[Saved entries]
## begin

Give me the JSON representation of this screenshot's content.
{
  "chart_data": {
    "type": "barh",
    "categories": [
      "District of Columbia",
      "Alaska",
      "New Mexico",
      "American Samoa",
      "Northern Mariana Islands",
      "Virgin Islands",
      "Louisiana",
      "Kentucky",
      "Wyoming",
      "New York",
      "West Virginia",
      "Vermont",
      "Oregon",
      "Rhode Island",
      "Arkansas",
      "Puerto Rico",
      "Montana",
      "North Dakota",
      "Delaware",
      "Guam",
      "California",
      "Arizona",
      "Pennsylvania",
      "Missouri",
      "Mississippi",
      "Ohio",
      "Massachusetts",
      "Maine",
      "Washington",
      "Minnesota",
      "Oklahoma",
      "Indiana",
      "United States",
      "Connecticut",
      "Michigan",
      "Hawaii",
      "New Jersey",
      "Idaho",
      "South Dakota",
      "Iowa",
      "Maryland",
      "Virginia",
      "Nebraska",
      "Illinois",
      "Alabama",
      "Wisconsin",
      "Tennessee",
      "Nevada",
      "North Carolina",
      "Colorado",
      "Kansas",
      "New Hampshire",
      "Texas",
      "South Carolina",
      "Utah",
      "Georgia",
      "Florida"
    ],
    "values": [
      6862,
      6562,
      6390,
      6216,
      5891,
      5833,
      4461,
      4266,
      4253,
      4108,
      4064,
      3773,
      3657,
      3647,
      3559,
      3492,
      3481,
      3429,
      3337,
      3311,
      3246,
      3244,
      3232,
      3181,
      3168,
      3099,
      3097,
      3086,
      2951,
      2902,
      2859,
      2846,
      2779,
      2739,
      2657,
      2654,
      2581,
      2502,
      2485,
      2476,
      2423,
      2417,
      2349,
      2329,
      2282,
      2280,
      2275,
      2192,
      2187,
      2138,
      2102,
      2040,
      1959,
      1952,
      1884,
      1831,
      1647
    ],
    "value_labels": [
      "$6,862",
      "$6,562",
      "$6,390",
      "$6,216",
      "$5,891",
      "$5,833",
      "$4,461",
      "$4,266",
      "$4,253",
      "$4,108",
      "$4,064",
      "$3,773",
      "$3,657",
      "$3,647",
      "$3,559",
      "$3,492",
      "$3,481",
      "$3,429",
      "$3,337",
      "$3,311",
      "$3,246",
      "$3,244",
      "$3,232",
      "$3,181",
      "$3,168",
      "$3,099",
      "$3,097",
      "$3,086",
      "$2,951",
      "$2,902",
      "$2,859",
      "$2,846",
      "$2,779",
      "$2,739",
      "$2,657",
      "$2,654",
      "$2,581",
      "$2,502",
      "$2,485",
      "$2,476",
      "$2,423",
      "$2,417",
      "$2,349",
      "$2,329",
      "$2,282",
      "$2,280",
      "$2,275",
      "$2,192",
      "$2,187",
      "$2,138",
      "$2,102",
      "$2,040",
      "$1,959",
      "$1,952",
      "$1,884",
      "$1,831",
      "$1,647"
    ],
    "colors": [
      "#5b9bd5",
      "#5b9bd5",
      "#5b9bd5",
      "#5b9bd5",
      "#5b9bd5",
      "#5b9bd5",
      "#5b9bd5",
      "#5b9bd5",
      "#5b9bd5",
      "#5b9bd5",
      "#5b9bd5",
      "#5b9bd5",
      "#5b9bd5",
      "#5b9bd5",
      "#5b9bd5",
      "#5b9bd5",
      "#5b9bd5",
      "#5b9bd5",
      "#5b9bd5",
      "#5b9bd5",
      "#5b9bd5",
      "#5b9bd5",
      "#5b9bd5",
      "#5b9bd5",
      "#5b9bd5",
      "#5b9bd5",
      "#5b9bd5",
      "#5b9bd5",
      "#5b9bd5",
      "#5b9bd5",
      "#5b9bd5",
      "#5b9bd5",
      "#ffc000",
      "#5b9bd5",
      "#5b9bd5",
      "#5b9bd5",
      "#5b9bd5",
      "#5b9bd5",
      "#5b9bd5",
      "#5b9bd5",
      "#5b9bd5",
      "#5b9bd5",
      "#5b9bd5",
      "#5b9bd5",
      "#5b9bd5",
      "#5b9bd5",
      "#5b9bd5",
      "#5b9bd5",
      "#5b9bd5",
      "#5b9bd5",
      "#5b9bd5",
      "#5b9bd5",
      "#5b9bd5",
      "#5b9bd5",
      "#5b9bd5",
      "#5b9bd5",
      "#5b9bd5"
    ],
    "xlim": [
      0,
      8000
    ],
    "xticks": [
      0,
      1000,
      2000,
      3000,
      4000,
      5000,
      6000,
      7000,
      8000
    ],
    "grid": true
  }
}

## end

Direction:
Here, the records must be output exactly and in full.

Solution to this task:
Give me the JSON representation of this screenshot's content.
{
  "chart_data": {
    "type": "barh",
    "categories": [
      "District of Columbia",
      "Alaska",
      "New Mexico",
      "American Samoa",
      "Northern Mariana Islands",
      "Virgin Islands",
      "Louisiana",
      "Kentucky",
      "Wyoming",
      "New York",
      "West Virginia",
      "Vermont",
      "Oregon",
      "Rhode Island",
      "Arkansas",
      "Puerto Rico",
      "Montana",
      "North Dakota",
      "Delaware",
      "Guam",
      "California",
      "Arizona",
      "Pennsylvania",
      "Missouri",
      "Mississippi",
      "Ohio",
      "Massachusetts",
      "Maine",
      "Washington",
      "Minnesota",
      "Oklahoma",
      "Indiana",
      "United States",
      "Connecticut",
      "Michigan",
      "Hawaii",
      "New Jersey",
      "Idaho",
      "South Dakota",
      "Iowa",
      "Maryland",
      "Virginia",
      "Nebraska",
      "Illinois",
      "Alabama",
      "Wisconsin",
      "Tennessee",
      "Nevada",
      "North Carolina",
      "Colorado",
      "Kansas",
      "New Hampshire",
      "Texas",
      "South Carolina",
      "Utah",
      "Georgia",
      "Florida"
    ],
    "values": [
      6862,
      6562,
      6390,
      6216,
      5891,
      5833,
      4461,
      4266,
      4253,
      4108,
      4064,
      3773,
      3657,
      3647,
      3559,
      3492,
      3481,
      3429,
      3337,
      3311,
      3246,
      3244,
      3232,
      3181,
      3168,
      3099,
      3097,
      3086,
      2951,
      2902,
      2859,
      2846,
      2779,
      2739,
      2657,
      2654,
      2581,
      2502,
      2485,
      2476,
      2423,
      2417,
      2349,
      2329,
      2282,
      2280,
      2275,
      2192,
      2187,
      2138,
      2102,
      2040,
      1959,
      1952,
      1884,
      1831,
      1647
    ],
    "value_labels": [
      "$6,862",
      "$6,562",
      "$6,390",
      "$6,216",
      "$5,891",
      "$5,833",
      "$4,461",
      "$4,266",
      "$4,253",
      "$4,108",
      "$4,064",
      "$3,773",
      "$3,657",
      "$3,647",
      "$3,559",
      "$3,492",
      "$3,481",
      "$3,429",
      "$3,337",
      "$3,311",
      "$3,246",
      "$3,244",
      "$3,232",
      "$3,181",
      "$3,168",
      "$3,099",
      "$3,097",
      "$3,086",
      "$2,951",
      "$2,902",
      "$2,859",
      "$2,846",
      "$2,779",
      "$2,739",
      "$2,657",
      "$2,654",
      "$2,581",
      "$2,502",
      "$2,485",
      "$2,476",
      "$2,423",
      "$2,417",
      "$2,349",
      "$2,329",
      "$2,282",
      "$2,280",
      "$2,275",
      "$2,192",
      "$2,187",
      "$2,138",
      "$2,102",
      "$2,040",
      "$1,959",
      "$1,952",
      "$1,884",
      "$1,831",
      "$1,647"
    ],
    "colors": [
      "#5b9bd5",
      "#5b9bd5",
      "#5b9bd5",
      "#5b9bd5",
      "#5b9bd5",
      "#5b9bd5",
      "#5b9bd5",
      "#5b9bd5",
      "#5b9bd5",
      "#5b9bd5",
      "#5b9bd5",
      "#5b9bd5",
      "#5b9bd5",
      "#5b9bd5",
      "#5b9bd5",
      "#5b9bd5",
      "#5b9bd5",
      "#5b9bd5",
      "#5b9bd5",
      "#5b9bd5",
      "#5b9bd5",
      "#5b9bd5",
      "#5b9bd5",
      "#5b9bd5",
      "#5b9bd5",
      "#5b9bd5",
      "#5b9bd5",
      "#5b9bd5",
      "#5b9bd5",
      "#5b9bd5",
      "#5b9bd5",
      "#5b9bd5",
      "#ffc000",
      "#5b9bd5",
      "#5b9bd5",
      "#5b9bd5",
      "#5b9bd5",
      "#5b9bd5",
      "#5b9bd5",
      "#5b9bd5",
      "#5b9bd5",
      "#5b9bd5",
      "#5b9bd5",
      "#5b9bd5",
      "#5b9bd5",
      "#5b9bd5",
      "#5b9bd5",
      "#5b9bd5",
      "#5b9bd5",
      "#5b9bd5",
      "#5b9bd5",
      "#5b9bd5",
      "#5b9bd5",
      "#5b9bd5",
      "#5b9bd5",
      "#5b9bd5",
      "#5b9bd5"
    ],
    "xlim": [
      0,
      8000
    ],
    "xticks": [
      0,
      1000,
      2000,
      3000,
      4000,
      5000,
      6000,
      7000,
      8000
    ],
    "grid": true
  }
}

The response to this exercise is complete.